- Exercise instructions: Wherever the word "рассыпчатые" shows up in a line, please copy that line.

(Dataset entries)
-- Start --

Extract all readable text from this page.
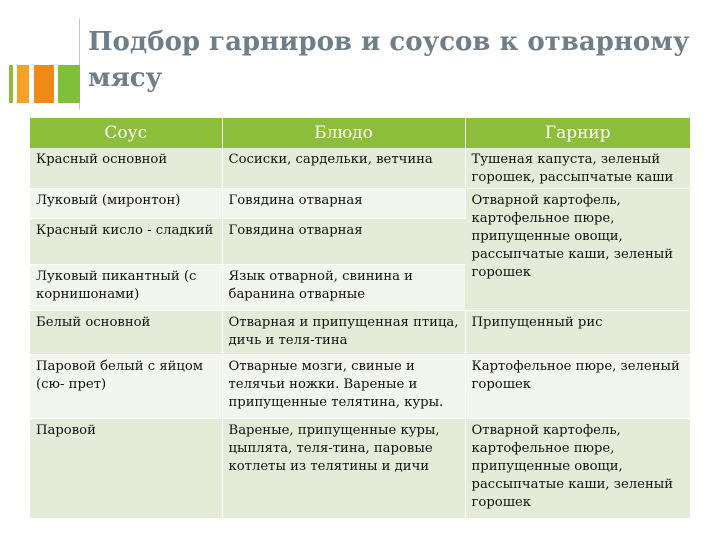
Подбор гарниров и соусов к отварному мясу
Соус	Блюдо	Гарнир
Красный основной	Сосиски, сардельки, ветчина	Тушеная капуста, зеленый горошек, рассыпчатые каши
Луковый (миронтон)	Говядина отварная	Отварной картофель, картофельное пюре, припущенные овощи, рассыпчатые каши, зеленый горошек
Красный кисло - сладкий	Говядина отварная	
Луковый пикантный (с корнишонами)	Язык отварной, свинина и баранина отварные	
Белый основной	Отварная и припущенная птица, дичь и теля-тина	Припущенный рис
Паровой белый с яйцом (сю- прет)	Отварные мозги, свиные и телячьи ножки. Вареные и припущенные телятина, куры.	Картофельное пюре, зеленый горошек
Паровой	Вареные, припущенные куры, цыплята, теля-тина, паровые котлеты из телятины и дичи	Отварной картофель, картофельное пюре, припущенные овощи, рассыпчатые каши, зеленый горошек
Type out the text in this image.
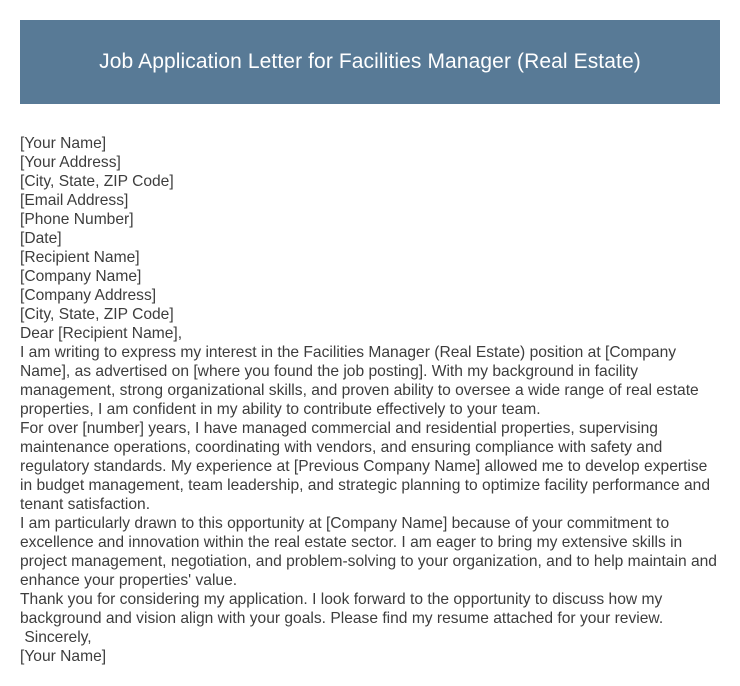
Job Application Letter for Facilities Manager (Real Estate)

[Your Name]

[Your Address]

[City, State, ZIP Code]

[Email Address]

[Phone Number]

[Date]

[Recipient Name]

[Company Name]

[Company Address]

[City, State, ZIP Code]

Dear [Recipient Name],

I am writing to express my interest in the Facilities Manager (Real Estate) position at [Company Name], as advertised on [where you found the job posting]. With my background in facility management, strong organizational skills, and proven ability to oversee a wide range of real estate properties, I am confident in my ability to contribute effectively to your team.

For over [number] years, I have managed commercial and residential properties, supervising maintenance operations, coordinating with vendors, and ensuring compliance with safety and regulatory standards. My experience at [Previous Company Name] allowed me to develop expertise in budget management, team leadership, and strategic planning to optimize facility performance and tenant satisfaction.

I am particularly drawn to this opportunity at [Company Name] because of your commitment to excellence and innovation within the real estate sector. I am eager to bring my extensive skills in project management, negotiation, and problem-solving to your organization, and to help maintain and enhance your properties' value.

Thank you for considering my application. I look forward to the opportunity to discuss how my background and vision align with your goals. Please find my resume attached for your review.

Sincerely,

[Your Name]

-- End --

- Answer for this exercise:
Красный основной	Сосиски, сардельки, ветчина	Тушеная капуста, зеленый горошек, рассыпчатые каши
Луковый (миронтон)	Говядина отварная	Отварной картофель, картофельное пюре, припущенные овощи, рассыпчатые каши, зеленый горошек
Паровой	Вареные, припущенные куры, цыплята, теля-тина, паровые котлеты из телятины и дичи	Отварной картофель, картофельное пюре, припущенные овощи, рассыпчатые каши, зеленый горошек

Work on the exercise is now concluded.